Provided entries:
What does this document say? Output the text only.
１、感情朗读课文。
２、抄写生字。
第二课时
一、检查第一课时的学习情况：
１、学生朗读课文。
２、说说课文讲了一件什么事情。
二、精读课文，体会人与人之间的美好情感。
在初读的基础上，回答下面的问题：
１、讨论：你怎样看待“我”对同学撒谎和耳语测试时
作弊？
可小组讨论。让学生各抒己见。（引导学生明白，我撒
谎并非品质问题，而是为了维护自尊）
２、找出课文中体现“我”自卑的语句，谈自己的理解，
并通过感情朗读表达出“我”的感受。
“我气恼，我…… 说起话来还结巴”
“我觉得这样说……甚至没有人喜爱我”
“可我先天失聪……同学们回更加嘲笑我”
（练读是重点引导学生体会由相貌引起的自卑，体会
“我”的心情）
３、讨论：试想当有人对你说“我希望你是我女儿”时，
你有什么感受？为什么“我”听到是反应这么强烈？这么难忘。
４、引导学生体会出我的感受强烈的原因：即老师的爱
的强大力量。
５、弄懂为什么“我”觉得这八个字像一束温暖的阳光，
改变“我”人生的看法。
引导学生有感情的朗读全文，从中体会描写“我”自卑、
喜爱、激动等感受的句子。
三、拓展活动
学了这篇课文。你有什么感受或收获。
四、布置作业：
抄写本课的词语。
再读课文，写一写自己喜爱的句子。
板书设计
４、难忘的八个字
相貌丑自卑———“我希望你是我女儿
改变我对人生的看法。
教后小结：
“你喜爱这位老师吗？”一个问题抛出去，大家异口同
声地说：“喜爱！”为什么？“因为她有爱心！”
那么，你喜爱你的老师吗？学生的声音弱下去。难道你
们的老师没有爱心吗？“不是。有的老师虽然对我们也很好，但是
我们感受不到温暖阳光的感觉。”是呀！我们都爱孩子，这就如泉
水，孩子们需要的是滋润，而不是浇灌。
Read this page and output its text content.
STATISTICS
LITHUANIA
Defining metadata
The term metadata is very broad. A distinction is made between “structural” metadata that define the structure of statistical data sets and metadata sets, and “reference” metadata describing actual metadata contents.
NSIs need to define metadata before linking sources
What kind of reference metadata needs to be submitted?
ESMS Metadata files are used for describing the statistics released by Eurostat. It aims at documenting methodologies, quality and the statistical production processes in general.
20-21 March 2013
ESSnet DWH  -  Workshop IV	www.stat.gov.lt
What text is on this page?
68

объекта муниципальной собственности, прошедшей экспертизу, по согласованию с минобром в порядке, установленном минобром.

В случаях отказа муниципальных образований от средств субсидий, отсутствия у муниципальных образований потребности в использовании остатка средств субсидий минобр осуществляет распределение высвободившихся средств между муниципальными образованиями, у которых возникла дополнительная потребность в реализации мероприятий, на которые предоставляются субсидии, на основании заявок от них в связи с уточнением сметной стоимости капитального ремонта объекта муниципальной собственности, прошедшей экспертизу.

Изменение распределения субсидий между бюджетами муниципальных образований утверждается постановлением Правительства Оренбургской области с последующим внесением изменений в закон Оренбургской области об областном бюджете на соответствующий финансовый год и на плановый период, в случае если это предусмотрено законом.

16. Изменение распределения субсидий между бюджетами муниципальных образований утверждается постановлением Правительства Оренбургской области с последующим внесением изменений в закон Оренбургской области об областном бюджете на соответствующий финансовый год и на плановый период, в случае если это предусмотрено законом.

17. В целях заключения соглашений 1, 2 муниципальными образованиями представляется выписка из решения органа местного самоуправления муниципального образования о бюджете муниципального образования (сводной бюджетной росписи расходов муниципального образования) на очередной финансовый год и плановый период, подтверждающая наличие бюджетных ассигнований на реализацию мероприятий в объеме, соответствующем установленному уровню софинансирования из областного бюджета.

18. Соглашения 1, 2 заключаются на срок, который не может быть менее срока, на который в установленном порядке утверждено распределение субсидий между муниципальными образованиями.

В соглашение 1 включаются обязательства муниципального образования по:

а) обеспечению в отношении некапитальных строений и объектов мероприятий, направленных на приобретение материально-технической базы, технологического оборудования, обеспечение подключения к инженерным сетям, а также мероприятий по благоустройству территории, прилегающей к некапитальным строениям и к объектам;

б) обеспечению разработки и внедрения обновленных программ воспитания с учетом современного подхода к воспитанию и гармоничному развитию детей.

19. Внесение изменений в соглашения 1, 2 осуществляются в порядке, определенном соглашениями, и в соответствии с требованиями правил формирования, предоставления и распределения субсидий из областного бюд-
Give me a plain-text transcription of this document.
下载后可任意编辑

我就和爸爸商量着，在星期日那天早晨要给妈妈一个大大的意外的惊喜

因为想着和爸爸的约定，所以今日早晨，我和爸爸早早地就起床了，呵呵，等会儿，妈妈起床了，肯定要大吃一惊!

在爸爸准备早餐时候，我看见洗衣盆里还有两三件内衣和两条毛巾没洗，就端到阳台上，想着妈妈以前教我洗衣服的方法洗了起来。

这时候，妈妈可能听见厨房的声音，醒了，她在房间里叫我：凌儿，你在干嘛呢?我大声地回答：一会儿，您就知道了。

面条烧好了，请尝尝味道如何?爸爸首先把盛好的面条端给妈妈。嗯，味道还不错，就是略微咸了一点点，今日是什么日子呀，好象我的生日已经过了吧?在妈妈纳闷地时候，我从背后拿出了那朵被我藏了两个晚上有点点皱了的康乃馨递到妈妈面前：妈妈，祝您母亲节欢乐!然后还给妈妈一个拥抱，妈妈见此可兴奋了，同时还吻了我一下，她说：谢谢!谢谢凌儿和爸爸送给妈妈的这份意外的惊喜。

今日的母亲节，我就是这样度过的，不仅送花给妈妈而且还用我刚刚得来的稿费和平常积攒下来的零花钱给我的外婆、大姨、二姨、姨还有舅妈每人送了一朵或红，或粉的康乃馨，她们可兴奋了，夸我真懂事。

Direction:
Repeat the records above exactly, leaving none out.

Correct response:
What does this document say? Output the text only.
１、感情朗读课文。
２、抄写生字。
第二课时
一、检查第一课时的学习情况：
１、学生朗读课文。
２、说说课文讲了一件什么事情。
二、精读课文，体会人与人之间的美好情感。
在初读的基础上，回答下面的问题：
１、讨论：你怎样看待“我”对同学撒谎和耳语测试时
作弊？
可小组讨论。让学生各抒己见。（引导学生明白，我撒
谎并非品质问题，而是为了维护自尊）
２、找出课文中体现“我”自卑的语句，谈自己的理解，
并通过感情朗读表达出“我”的感受。
“我气恼，我…… 说起话来还结巴”
“我觉得这样说……甚至没有人喜爱我”
“可我先天失聪……同学们回更加嘲笑我”
（练读是重点引导学生体会由相貌引起的自卑，体会
“我”的心情）
３、讨论：试想当有人对你说“我希望你是我女儿”时，
你有什么感受？为什么“我”听到是反应这么强烈？这么难忘。
４、引导学生体会出我的感受强烈的原因：即老师的爱
的强大力量。
５、弄懂为什么“我”觉得这八个字像一束温暖的阳光，
改变“我”人生的看法。
引导学生有感情的朗读全文，从中体会描写“我”自卑、
喜爱、激动等感受的句子。
三、拓展活动
学了这篇课文。你有什么感受或收获。
四、布置作业：
抄写本课的词语。
再读课文，写一写自己喜爱的句子。
板书设计
４、难忘的八个字
相貌丑自卑———“我希望你是我女儿
改变我对人生的看法。
教后小结：
“你喜爱这位老师吗？”一个问题抛出去，大家异口同
声地说：“喜爱！”为什么？“因为她有爱心！”
那么，你喜爱你的老师吗？学生的声音弱下去。难道你
们的老师没有爱心吗？“不是。有的老师虽然对我们也很好，但是
我们感受不到温暖阳光的感觉。”是呀！我们都爱孩子，这就如泉
水，孩子们需要的是滋润，而不是浇灌。
Read this page and output its text content.
STATISTICS
LITHUANIA
Defining metadata
The term metadata is very broad. A distinction is made between “structural” metadata that define the structure of statistical data sets and metadata sets, and “reference” metadata describing actual metadata contents.
NSIs need to define metadata before linking sources
What kind of reference metadata needs to be submitted?
ESMS Metadata files are used for describing the statistics released by Eurostat. It aims at documenting methodologies, quality and the statistical production processes in general.
20-21 March 2013
ESSnet DWH  -  Workshop IV	www.stat.gov.lt
What text is on this page?
68

объекта муниципальной собственности, прошедшей экспертизу, по согласованию с минобром в порядке, установленном минобром.

В случаях отказа муниципальных образований от средств субсидий, отсутствия у муниципальных образований потребности в использовании остатка средств субсидий минобр осуществляет распределение высвободившихся средств между муниципальными образованиями, у которых возникла дополнительная потребность в реализации мероприятий, на которые предоставляются субсидии, на основании заявок от них в связи с уточнением сметной стоимости капитального ремонта объекта муниципальной собственности, прошедшей экспертизу.

Изменение распределения субсидий между бюджетами муниципальных образований утверждается постановлением Правительства Оренбургской области с последующим внесением изменений в закон Оренбургской области об областном бюджете на соответствующий финансовый год и на плановый период, в случае если это предусмотрено законом.

16. Изменение распределения субсидий между бюджетами муниципальных образований утверждается постановлением Правительства Оренбургской области с последующим внесением изменений в закон Оренбургской области об областном бюджете на соответствующий финансовый год и на плановый период, в случае если это предусмотрено законом.

17. В целях заключения соглашений 1, 2 муниципальными образованиями представляется выписка из решения органа местного самоуправления муниципального образования о бюджете муниципального образования (сводной бюджетной росписи расходов муниципального образования) на очередной финансовый год и плановый период, подтверждающая наличие бюджетных ассигнований на реализацию мероприятий в объеме, соответствующем установленному уровню софинансирования из областного бюджета.

18. Соглашения 1, 2 заключаются на срок, который не может быть менее срока, на который в установленном порядке утверждено распределение субсидий между муниципальными образованиями.

В соглашение 1 включаются обязательства муниципального образования по:

а) обеспечению в отношении некапитальных строений и объектов мероприятий, направленных на приобретение материально-технической базы, технологического оборудования, обеспечение подключения к инженерным сетям, а также мероприятий по благоустройству территории, прилегающей к некапитальным строениям и к объектам;

б) обеспечению разработки и внедрения обновленных программ воспитания с учетом современного подхода к воспитанию и гармоничному развитию детей.

19. Внесение изменений в соглашения 1, 2 осуществляются в порядке, определенном соглашениями, и в соответствии с требованиями правил формирования, предоставления и распределения субсидий из областного бюд-
Give me a plain-text transcription of this document.
下载后可任意编辑

我就和爸爸商量着，在星期日那天早晨要给妈妈一个大大的意外的惊喜

因为想着和爸爸的约定，所以今日早晨，我和爸爸早早地就起床了，呵呵，等会儿，妈妈起床了，肯定要大吃一惊!

在爸爸准备早餐时候，我看见洗衣盆里还有两三件内衣和两条毛巾没洗，就端到阳台上，想着妈妈以前教我洗衣服的方法洗了起来。

这时候，妈妈可能听见厨房的声音，醒了，她在房间里叫我：凌儿，你在干嘛呢?我大声地回答：一会儿，您就知道了。

面条烧好了，请尝尝味道如何?爸爸首先把盛好的面条端给妈妈。嗯，味道还不错，就是略微咸了一点点，今日是什么日子呀，好象我的生日已经过了吧?在妈妈纳闷地时候，我从背后拿出了那朵被我藏了两个晚上有点点皱了的康乃馨递到妈妈面前：妈妈，祝您母亲节欢乐!然后还给妈妈一个拥抱，妈妈见此可兴奋了，同时还吻了我一下，她说：谢谢!谢谢凌儿和爸爸送给妈妈的这份意外的惊喜。

今日的母亲节，我就是这样度过的，不仅送花给妈妈而且还用我刚刚得来的稿费和平常积攒下来的零花钱给我的外婆、大姨、二姨、姨还有舅妈每人送了一朵或红，或粉的康乃馨，她们可兴奋了，夸我真懂事。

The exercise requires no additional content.